_WHAT YOU WILL DO_
Using the data below, copy every line that contains the word "Bohemia".
═══ DATASET CONTENT
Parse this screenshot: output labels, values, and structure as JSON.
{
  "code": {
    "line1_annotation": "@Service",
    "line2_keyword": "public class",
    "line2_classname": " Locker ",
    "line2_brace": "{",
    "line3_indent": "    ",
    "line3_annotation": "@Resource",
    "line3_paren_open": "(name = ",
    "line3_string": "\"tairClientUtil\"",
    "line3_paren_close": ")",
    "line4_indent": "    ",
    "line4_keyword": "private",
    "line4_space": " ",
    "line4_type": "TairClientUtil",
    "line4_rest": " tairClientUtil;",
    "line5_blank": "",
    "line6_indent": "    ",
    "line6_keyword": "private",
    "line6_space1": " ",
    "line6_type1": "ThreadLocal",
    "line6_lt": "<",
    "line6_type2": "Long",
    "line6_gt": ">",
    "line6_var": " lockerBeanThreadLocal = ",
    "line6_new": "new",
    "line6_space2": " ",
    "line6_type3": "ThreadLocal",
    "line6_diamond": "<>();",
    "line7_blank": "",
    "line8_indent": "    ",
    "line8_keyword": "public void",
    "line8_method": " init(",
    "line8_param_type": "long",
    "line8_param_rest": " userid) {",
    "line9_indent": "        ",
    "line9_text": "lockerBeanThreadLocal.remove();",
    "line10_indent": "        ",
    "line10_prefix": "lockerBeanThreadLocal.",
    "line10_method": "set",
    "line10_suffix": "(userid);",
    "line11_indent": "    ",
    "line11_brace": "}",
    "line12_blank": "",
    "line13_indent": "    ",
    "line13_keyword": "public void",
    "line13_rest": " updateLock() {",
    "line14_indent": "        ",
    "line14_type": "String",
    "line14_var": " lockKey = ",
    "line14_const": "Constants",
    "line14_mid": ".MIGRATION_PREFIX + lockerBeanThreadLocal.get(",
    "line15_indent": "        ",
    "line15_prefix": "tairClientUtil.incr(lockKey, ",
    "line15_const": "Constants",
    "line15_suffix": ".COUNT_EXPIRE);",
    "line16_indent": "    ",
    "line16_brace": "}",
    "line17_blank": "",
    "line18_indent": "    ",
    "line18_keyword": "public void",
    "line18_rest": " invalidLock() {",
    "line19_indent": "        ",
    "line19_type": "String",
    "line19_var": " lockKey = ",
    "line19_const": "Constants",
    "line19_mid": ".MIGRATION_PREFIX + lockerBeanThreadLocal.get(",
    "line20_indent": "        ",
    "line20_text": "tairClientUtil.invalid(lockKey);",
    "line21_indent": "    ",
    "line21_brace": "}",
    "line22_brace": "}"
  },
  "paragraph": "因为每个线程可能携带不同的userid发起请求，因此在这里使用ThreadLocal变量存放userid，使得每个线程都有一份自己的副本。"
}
══════
═══ DATASET CONTENT
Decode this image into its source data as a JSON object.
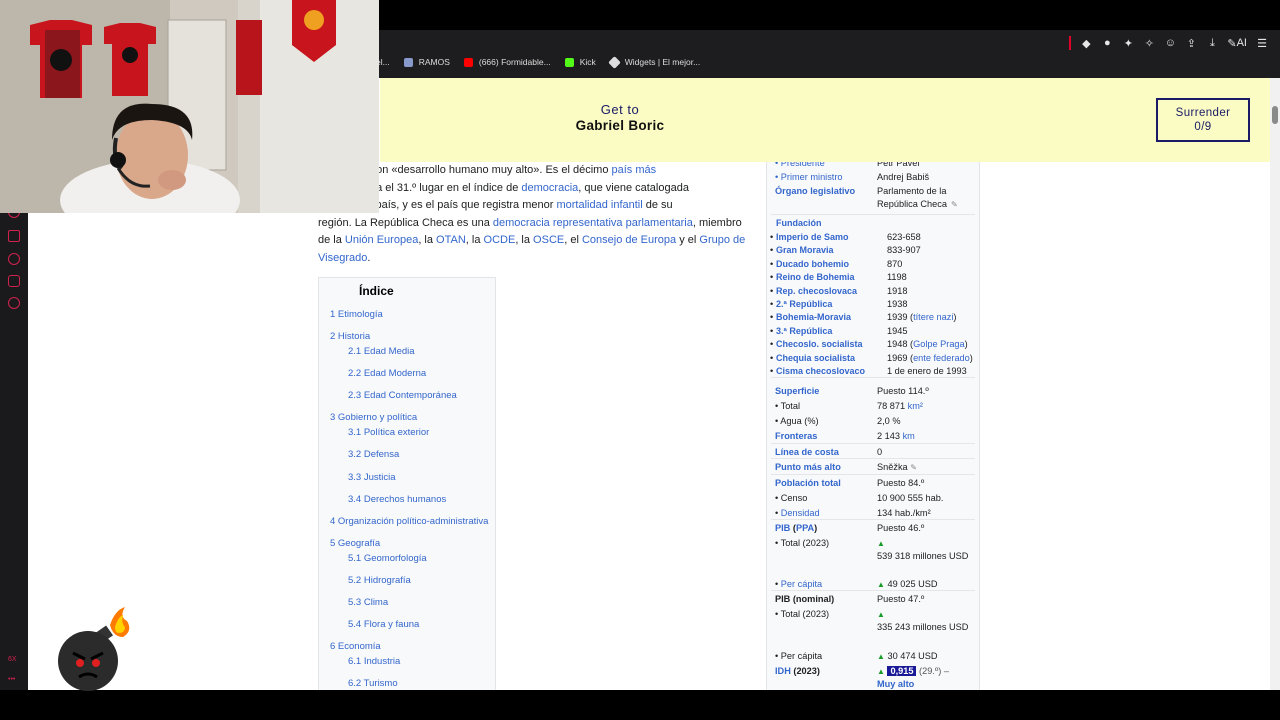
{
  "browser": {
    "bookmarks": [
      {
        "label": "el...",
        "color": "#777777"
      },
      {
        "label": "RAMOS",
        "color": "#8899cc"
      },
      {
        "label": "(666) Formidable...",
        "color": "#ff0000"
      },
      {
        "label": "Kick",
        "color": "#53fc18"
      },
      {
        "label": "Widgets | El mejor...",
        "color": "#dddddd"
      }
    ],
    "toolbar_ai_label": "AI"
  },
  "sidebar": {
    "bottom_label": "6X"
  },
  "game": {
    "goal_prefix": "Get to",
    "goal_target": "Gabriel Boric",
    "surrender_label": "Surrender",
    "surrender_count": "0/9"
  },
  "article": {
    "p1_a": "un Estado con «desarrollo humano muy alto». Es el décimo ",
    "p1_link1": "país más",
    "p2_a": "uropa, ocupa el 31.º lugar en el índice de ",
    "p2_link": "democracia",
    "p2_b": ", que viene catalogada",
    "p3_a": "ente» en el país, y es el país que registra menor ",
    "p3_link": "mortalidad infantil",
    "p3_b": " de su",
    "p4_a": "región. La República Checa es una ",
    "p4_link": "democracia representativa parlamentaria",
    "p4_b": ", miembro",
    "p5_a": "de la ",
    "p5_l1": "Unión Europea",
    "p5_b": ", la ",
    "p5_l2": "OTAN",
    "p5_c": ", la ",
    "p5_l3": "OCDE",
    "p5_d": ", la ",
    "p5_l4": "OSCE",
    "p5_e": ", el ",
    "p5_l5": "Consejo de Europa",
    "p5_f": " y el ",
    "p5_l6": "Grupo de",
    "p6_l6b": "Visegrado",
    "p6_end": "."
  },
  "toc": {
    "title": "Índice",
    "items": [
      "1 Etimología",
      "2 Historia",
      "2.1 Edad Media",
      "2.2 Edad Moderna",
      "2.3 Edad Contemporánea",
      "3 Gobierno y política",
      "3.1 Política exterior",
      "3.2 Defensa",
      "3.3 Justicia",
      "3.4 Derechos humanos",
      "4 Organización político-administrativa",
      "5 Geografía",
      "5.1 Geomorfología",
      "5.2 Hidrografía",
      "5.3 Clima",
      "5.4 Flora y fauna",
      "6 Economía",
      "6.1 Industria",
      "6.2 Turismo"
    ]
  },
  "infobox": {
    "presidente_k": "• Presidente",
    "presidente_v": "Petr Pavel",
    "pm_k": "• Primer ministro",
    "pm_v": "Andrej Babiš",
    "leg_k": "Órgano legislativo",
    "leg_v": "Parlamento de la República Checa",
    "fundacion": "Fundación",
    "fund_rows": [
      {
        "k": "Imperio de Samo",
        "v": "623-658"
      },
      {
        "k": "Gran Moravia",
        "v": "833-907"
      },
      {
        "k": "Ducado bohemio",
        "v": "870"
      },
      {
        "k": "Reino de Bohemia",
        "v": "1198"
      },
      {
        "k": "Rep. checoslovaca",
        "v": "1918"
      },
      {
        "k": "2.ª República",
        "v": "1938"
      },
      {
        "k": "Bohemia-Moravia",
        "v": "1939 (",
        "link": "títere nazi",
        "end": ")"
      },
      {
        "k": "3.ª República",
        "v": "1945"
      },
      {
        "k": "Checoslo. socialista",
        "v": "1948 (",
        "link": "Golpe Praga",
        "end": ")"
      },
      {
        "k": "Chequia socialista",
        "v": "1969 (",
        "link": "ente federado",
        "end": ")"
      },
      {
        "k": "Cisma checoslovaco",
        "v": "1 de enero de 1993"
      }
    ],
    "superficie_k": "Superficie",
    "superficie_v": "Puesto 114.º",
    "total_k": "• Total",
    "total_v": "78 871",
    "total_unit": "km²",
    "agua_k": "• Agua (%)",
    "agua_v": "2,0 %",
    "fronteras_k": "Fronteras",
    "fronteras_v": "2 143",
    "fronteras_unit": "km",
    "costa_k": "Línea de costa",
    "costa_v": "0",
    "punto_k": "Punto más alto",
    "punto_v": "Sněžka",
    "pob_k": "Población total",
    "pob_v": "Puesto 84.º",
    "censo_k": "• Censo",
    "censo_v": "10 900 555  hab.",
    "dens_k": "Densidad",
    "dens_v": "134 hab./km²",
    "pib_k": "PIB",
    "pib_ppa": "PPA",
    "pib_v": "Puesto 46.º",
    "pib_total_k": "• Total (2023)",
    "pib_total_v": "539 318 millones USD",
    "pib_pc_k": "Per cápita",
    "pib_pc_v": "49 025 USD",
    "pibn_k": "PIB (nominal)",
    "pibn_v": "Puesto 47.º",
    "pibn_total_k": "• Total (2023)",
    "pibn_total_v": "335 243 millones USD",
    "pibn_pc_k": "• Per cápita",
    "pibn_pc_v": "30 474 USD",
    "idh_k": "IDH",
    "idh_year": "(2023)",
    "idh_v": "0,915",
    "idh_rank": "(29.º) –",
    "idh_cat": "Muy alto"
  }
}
══════
_EXPECTED ANSWER_
        "k": "Reino de Bohemia",
        "k": "Bohemia-Moravia",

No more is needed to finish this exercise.